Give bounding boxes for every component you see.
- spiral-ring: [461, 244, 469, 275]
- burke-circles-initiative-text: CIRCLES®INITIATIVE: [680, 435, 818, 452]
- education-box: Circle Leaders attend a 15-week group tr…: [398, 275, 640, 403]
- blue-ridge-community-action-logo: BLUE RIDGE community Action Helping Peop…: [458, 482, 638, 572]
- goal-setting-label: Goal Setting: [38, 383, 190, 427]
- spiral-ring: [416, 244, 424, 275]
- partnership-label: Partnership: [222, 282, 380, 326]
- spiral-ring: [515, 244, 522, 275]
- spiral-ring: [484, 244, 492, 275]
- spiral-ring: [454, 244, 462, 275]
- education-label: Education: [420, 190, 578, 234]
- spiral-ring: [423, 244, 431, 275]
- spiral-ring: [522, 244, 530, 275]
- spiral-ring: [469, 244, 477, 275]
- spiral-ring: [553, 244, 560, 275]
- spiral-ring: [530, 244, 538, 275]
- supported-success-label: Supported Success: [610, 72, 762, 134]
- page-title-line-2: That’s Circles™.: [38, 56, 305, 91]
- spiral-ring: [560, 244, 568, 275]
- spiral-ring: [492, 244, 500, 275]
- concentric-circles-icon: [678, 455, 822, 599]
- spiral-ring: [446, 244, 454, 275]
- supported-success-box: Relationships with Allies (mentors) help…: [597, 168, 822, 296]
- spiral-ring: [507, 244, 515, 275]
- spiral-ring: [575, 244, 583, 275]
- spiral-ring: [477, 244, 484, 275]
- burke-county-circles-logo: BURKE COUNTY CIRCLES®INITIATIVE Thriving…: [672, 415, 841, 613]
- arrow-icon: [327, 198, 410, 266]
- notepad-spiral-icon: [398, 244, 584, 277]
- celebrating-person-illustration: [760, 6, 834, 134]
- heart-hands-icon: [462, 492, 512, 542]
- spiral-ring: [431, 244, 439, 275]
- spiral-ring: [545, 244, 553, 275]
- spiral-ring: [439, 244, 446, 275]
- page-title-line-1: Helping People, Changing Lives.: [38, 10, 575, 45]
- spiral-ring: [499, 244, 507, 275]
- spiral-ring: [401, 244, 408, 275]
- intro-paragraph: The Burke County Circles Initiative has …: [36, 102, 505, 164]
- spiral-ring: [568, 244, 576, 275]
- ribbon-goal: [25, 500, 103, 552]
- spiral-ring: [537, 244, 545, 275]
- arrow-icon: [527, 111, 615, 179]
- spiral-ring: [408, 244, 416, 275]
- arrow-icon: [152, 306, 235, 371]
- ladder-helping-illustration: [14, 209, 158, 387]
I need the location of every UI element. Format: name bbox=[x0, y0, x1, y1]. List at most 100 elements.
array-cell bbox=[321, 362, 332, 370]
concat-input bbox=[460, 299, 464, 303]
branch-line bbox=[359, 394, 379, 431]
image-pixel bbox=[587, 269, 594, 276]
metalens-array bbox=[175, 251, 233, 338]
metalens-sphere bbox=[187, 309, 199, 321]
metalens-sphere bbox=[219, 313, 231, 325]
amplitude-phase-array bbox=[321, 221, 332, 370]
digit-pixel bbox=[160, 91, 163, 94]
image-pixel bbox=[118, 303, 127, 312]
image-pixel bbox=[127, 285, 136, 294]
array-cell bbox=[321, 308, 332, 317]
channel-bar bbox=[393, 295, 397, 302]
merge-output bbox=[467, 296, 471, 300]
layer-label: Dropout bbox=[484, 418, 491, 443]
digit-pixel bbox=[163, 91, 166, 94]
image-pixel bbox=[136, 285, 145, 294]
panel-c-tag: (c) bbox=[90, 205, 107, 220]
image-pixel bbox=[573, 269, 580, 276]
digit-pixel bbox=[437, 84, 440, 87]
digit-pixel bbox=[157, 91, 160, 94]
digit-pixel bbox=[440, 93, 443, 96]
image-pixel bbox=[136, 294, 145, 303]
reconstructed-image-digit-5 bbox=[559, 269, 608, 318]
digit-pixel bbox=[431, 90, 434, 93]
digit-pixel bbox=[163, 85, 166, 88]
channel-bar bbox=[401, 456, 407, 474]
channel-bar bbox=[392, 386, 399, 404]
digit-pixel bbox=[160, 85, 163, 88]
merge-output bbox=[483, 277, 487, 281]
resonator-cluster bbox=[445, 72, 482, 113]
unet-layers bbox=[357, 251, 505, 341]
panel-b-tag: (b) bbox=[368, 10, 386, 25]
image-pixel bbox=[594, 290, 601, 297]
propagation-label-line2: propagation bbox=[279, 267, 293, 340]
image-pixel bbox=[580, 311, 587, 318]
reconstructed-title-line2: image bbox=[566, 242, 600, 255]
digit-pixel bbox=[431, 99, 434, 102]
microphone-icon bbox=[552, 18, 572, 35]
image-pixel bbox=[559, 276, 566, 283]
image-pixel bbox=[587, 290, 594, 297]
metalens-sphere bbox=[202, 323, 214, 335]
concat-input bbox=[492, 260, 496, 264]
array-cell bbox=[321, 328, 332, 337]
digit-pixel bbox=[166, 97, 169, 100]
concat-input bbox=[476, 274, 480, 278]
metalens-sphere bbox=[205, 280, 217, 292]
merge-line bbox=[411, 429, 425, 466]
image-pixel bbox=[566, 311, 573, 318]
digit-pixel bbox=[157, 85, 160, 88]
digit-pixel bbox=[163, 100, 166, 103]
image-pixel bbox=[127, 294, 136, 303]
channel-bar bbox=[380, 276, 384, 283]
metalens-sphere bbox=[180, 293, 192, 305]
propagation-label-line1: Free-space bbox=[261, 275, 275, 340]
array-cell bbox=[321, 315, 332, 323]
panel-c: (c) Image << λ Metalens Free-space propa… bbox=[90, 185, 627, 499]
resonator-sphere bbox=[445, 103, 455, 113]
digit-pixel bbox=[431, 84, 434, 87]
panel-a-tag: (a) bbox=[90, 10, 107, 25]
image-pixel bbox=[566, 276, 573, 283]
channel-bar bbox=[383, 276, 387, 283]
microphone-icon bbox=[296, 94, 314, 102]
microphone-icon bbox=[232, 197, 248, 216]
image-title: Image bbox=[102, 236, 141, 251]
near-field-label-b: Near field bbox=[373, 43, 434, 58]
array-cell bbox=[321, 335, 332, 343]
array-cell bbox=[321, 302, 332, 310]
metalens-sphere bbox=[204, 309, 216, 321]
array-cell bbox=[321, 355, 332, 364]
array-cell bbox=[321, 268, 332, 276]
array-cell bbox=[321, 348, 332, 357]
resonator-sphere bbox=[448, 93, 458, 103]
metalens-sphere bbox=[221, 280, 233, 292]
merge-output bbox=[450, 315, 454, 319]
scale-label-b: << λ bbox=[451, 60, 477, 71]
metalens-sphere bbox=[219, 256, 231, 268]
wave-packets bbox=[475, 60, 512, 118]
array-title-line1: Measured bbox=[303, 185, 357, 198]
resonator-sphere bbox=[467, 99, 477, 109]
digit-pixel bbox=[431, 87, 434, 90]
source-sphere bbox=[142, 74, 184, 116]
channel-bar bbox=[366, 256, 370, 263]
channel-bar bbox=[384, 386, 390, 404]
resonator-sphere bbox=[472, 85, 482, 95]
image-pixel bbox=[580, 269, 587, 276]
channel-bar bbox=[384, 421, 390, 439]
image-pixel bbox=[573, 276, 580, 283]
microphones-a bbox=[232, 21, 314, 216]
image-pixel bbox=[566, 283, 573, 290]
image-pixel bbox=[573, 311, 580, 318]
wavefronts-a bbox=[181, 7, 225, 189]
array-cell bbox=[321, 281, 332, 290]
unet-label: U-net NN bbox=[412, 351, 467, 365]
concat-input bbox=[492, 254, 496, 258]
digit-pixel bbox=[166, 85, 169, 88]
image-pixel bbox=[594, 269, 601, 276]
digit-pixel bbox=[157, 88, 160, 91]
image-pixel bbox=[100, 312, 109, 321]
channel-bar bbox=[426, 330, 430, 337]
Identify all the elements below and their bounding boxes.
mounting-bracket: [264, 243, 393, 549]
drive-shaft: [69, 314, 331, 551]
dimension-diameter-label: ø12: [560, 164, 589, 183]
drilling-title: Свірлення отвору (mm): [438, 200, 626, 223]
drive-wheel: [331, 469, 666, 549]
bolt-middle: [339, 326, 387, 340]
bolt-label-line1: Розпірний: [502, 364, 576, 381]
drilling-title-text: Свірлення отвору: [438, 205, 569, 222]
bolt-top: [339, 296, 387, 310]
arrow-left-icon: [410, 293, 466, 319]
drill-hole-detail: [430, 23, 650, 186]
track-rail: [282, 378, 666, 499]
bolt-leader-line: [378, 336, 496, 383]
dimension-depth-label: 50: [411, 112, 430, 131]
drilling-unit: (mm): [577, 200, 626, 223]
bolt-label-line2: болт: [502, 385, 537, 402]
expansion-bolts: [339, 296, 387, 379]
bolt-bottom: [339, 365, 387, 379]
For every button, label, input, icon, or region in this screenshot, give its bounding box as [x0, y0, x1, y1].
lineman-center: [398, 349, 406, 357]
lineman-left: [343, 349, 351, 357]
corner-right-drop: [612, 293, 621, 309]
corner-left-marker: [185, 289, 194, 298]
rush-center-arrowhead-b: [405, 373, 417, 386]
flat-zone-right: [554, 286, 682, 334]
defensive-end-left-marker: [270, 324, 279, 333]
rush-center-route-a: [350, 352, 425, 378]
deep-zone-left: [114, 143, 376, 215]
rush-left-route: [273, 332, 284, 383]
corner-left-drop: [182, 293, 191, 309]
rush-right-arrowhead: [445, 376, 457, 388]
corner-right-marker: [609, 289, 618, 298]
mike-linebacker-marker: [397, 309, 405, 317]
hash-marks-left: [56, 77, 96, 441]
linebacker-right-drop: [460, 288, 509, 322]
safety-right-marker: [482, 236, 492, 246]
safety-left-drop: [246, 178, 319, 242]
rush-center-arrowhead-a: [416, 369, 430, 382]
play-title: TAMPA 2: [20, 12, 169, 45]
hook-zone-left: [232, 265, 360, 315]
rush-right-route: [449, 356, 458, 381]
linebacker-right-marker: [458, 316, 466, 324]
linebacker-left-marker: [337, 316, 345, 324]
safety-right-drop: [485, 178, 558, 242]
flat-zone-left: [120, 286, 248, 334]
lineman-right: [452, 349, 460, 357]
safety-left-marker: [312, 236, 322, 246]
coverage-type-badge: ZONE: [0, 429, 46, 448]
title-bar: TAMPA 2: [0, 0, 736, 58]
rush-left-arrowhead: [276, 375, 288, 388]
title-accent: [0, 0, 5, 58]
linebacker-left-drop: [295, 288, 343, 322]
+++
Task objective :: Show each line above that contains the string "flat", copying every such line in full.

Result of the task ::
flat-zone-right: [554, 286, 682, 334]
flat-zone-left: [120, 286, 248, 334]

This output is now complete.